REQUIRED TASK
Transcribe every entry word for word, but skip the images.

DATASET RECORDS
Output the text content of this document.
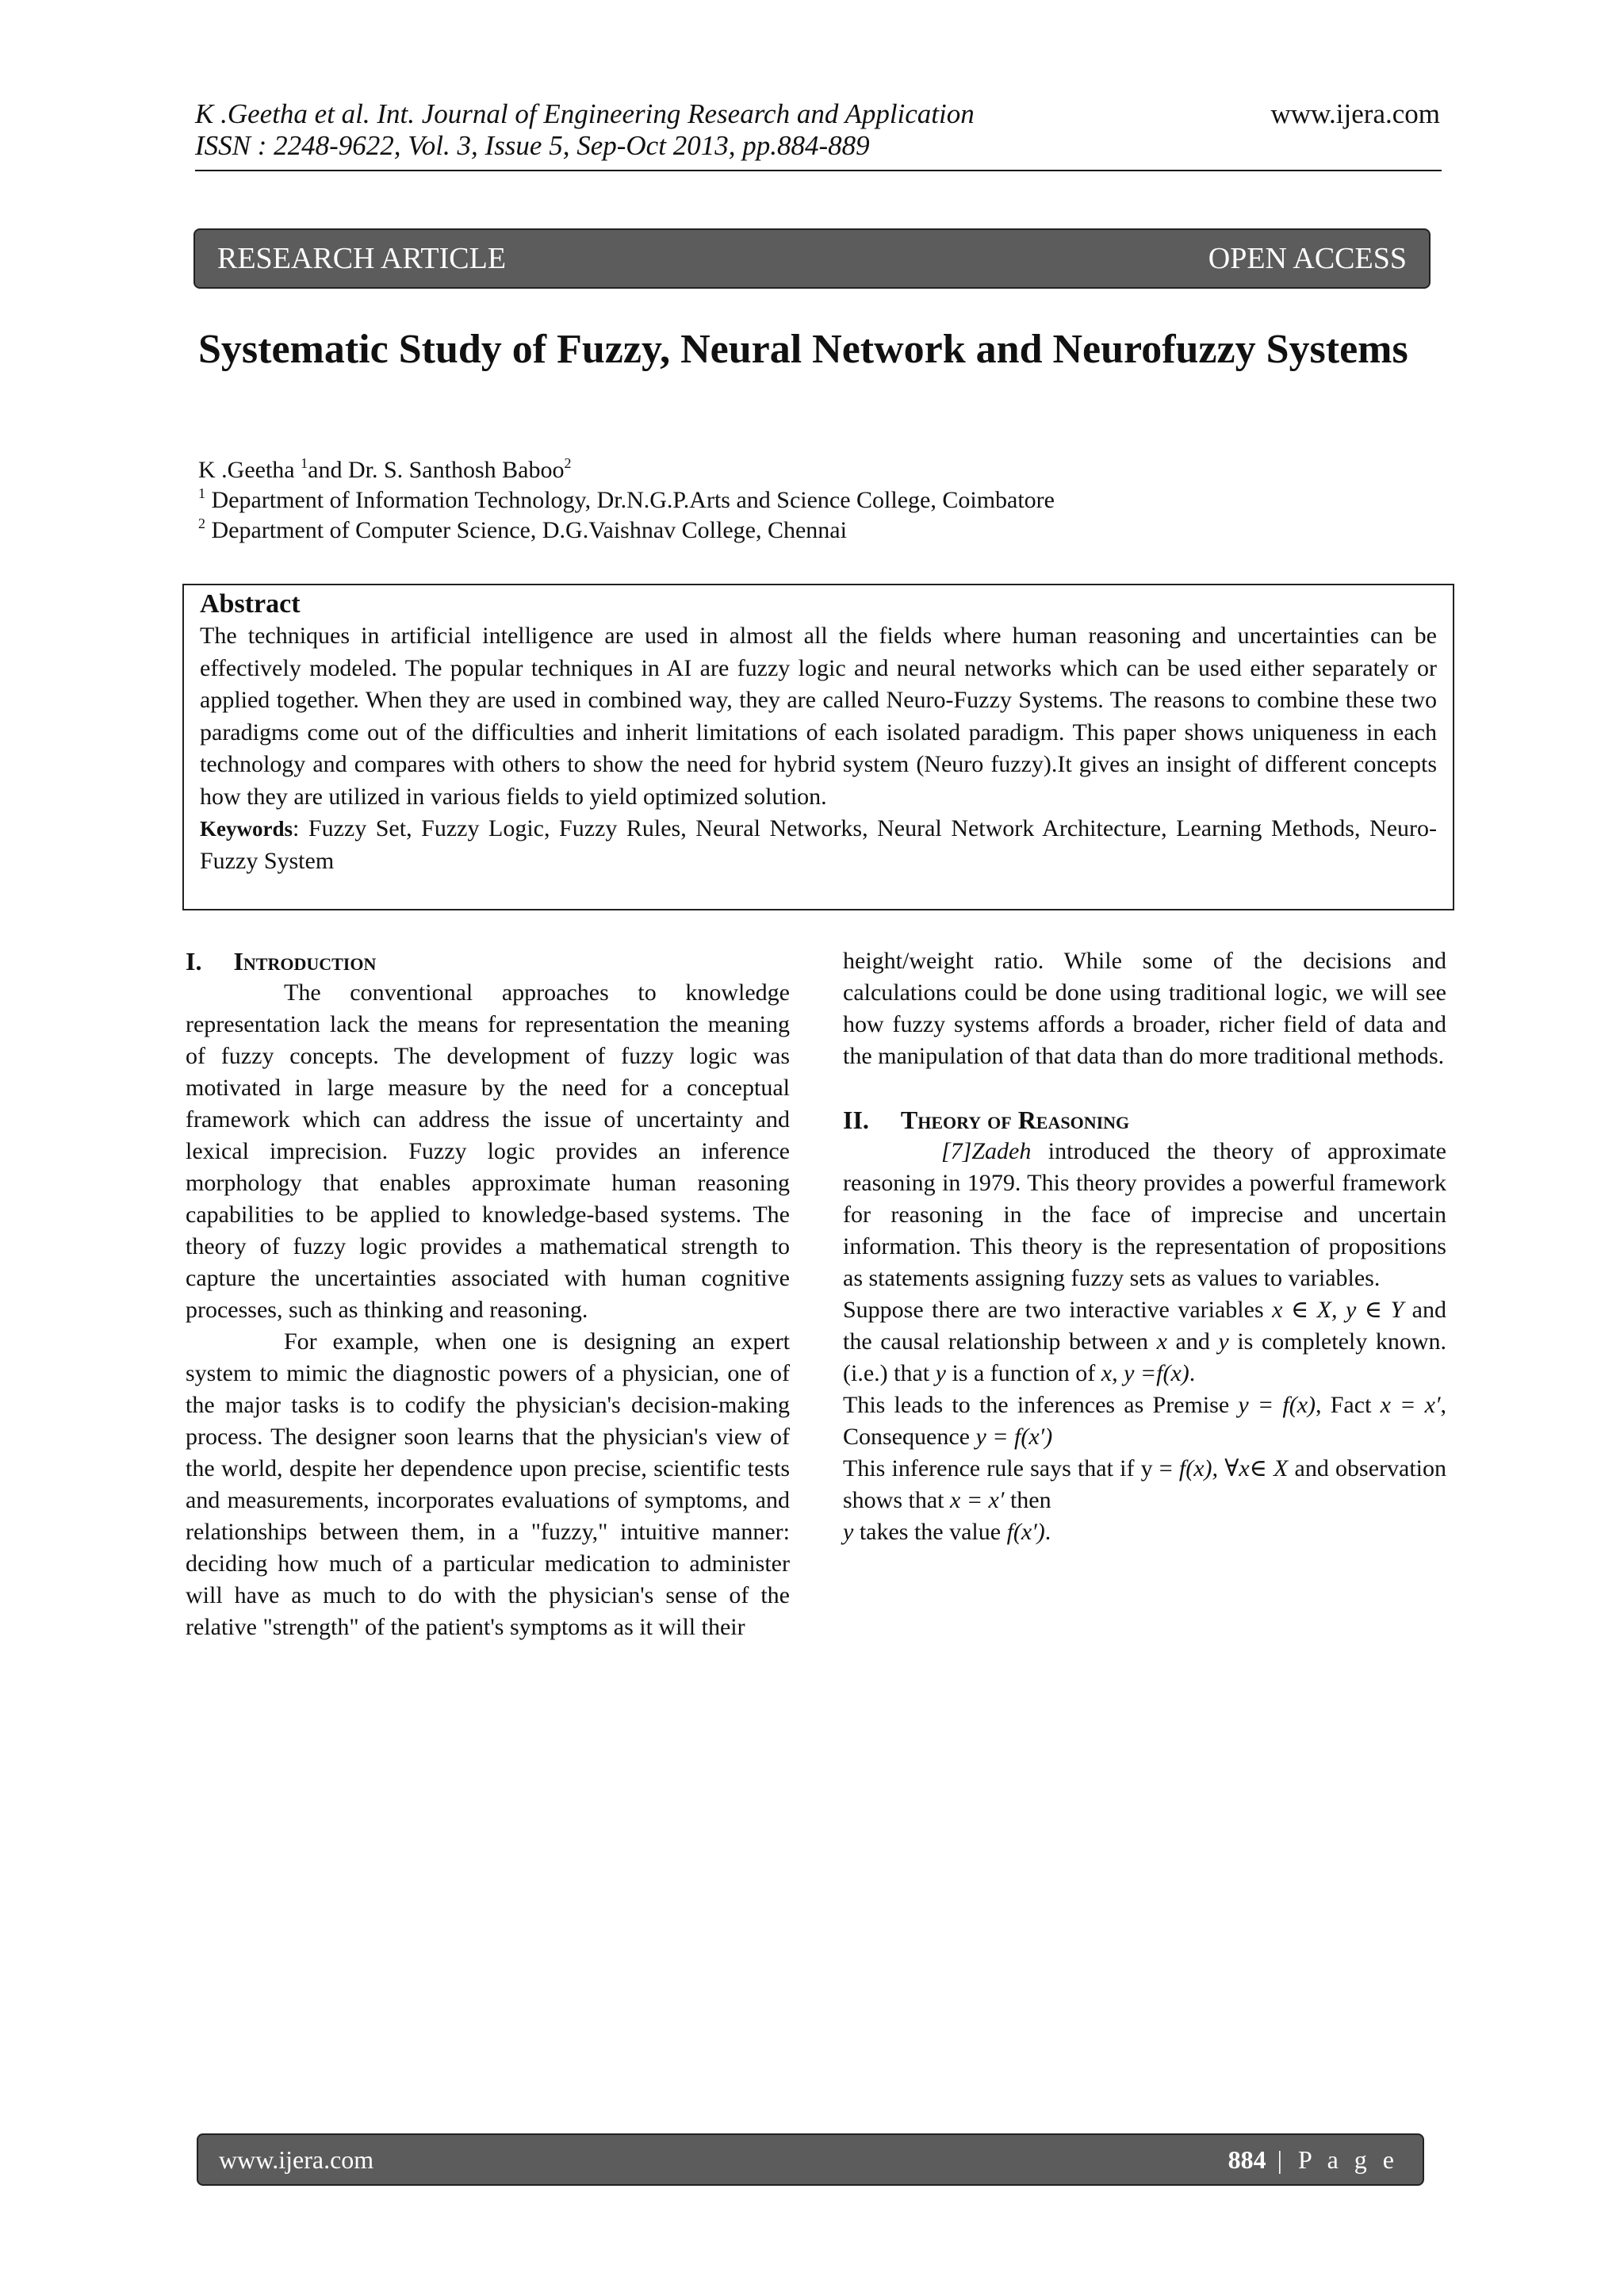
K .Geetha et al. Int. Journal of Engineering Research and Application	www.ijera.com
ISSN : 2248-9622, Vol. 3, Issue 5, Sep-Oct 2013, pp.884-889
RESEARCH ARTICLE	OPEN ACCESS
Systematic Study of Fuzzy, Neural Network and Neurofuzzy Systems

K .Geetha $^1$and Dr. S. Santhosh Baboo$^2$

$^1$ Department of Information Technology, Dr.N.G.P.Arts and Science College, Coimbatore

$^2$ Department of Computer Science, D.G.Vaishnav College, Chennai

Abstract

The techniques in artificial intelligence are used in almost all the fields where human reasoning and uncertainties can be effectively modeled. The popular techniques in AI are fuzzy logic and neural networks which can be used either separately or applied together. When they are used in combined way, they are called Neuro-Fuzzy Systems. The reasons to combine these two paradigms come out of the difficulties and inherit limitations of each isolated paradigm. This paper shows uniqueness in each technology and compares with others to show the need for hybrid system (Neuro fuzzy).It gives an insight of different concepts how they are utilized in various fields to yield optimized solution.

Keywords: Fuzzy Set, Fuzzy Logic, Fuzzy Rules, Neural Networks, Neural Network Architecture, Learning Methods, Neuro-Fuzzy System

I. Introduction

The conventional approaches to knowledge representation lack the means for representation the meaning of fuzzy concepts. The development of fuzzy logic was motivated in large measure by the need for a conceptual framework which can address the issue of uncertainty and lexical imprecision. Fuzzy logic provides an inference morphology that enables approximate human reasoning capabilities to be applied to knowledge-based systems. The theory of fuzzy logic provides a mathematical strength to capture the uncertainties associated with human cognitive processes, such as thinking and reasoning.

For example, when one is designing an expert system to mimic the diagnostic powers of a physician, one of the major tasks is to codify the physician's decision-making process. The designer soon learns that the physician's view of the world, despite her dependence upon precise, scientific tests and measurements, incorporates evaluations of symptoms, and relationships between them, in a "fuzzy," intuitive manner: deciding how much of a particular medication to administer will have as much to do with the physician's sense of the relative "strength" of the patient's symptoms as it will their

height/weight ratio. While some of the decisions and calculations could be done using traditional logic, we will see how fuzzy systems affords a broader, richer field of data and the manipulation of that data than do more traditional methods.

II. Theory of Reasoning

[7]Zadeh introduced the theory of approximate reasoning in 1979. This theory provides a powerful framework for reasoning in the face of imprecise and uncertain information. This theory is the representation of propositions as statements assigning fuzzy sets as values to variables.

Suppose there are two interactive variables x ∈ X, y ∈ Y and the causal relationship between x and y is completely known. (i.e.) that y is a function of x, y =f(x).

This leads to the inferences as Premise y = f(x), Fact x = x′, Consequence y = f(x′)

This inference rule says that if y = f(x), ∀x∈ X and observation shows that x = x′ then

y takes the value f(x′).

www.ijera.com	884 | P a g e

FULL RESPONSE
Output the text content of this document.
K .Geetha et al. Int. Journal of Engineering Research and Application	www.ijera.com
ISSN : 2248-9622, Vol. 3, Issue 5, Sep-Oct 2013, pp.884-889
RESEARCH ARTICLE	OPEN ACCESS
Systematic Study of Fuzzy, Neural Network and Neurofuzzy Systems

K .Geetha $^1$and Dr. S. Santhosh Baboo$^2$

$^1$ Department of Information Technology, Dr.N.G.P.Arts and Science College, Coimbatore

$^2$ Department of Computer Science, D.G.Vaishnav College, Chennai

Abstract

The techniques in artificial intelligence are used in almost all the fields where human reasoning and uncertainties can be effectively modeled. The popular techniques in AI are fuzzy logic and neural networks which can be used either separately or applied together. When they are used in combined way, they are called Neuro-Fuzzy Systems. The reasons to combine these two paradigms come out of the difficulties and inherit limitations of each isolated paradigm. This paper shows uniqueness in each technology and compares with others to show the need for hybrid system (Neuro fuzzy).It gives an insight of different concepts how they are utilized in various fields to yield optimized solution.

Keywords: Fuzzy Set, Fuzzy Logic, Fuzzy Rules, Neural Networks, Neural Network Architecture, Learning Methods, Neuro-Fuzzy System

I. Introduction

The conventional approaches to knowledge representation lack the means for representation the meaning of fuzzy concepts. The development of fuzzy logic was motivated in large measure by the need for a conceptual framework which can address the issue of uncertainty and lexical imprecision. Fuzzy logic provides an inference morphology that enables approximate human reasoning capabilities to be applied to knowledge-based systems. The theory of fuzzy logic provides a mathematical strength to capture the uncertainties associated with human cognitive processes, such as thinking and reasoning.

For example, when one is designing an expert system to mimic the diagnostic powers of a physician, one of the major tasks is to codify the physician's decision-making process. The designer soon learns that the physician's view of the world, despite her dependence upon precise, scientific tests and measurements, incorporates evaluations of symptoms, and relationships between them, in a "fuzzy," intuitive manner: deciding how much of a particular medication to administer will have as much to do with the physician's sense of the relative "strength" of the patient's symptoms as it will their

height/weight ratio. While some of the decisions and calculations could be done using traditional logic, we will see how fuzzy systems affords a broader, richer field of data and the manipulation of that data than do more traditional methods.

II. Theory of Reasoning

[7]Zadeh introduced the theory of approximate reasoning in 1979. This theory provides a powerful framework for reasoning in the face of imprecise and uncertain information. This theory is the representation of propositions as statements assigning fuzzy sets as values to variables.

Suppose there are two interactive variables x ∈ X, y ∈ Y and the causal relationship between x and y is completely known. (i.e.) that y is a function of x, y =f(x).

This leads to the inferences as Premise y = f(x), Fact x = x′, Consequence y = f(x′)

This inference rule says that if y = f(x), ∀x∈ X and observation shows that x = x′ then

y takes the value f(x′).

www.ijera.com	884 | P a g e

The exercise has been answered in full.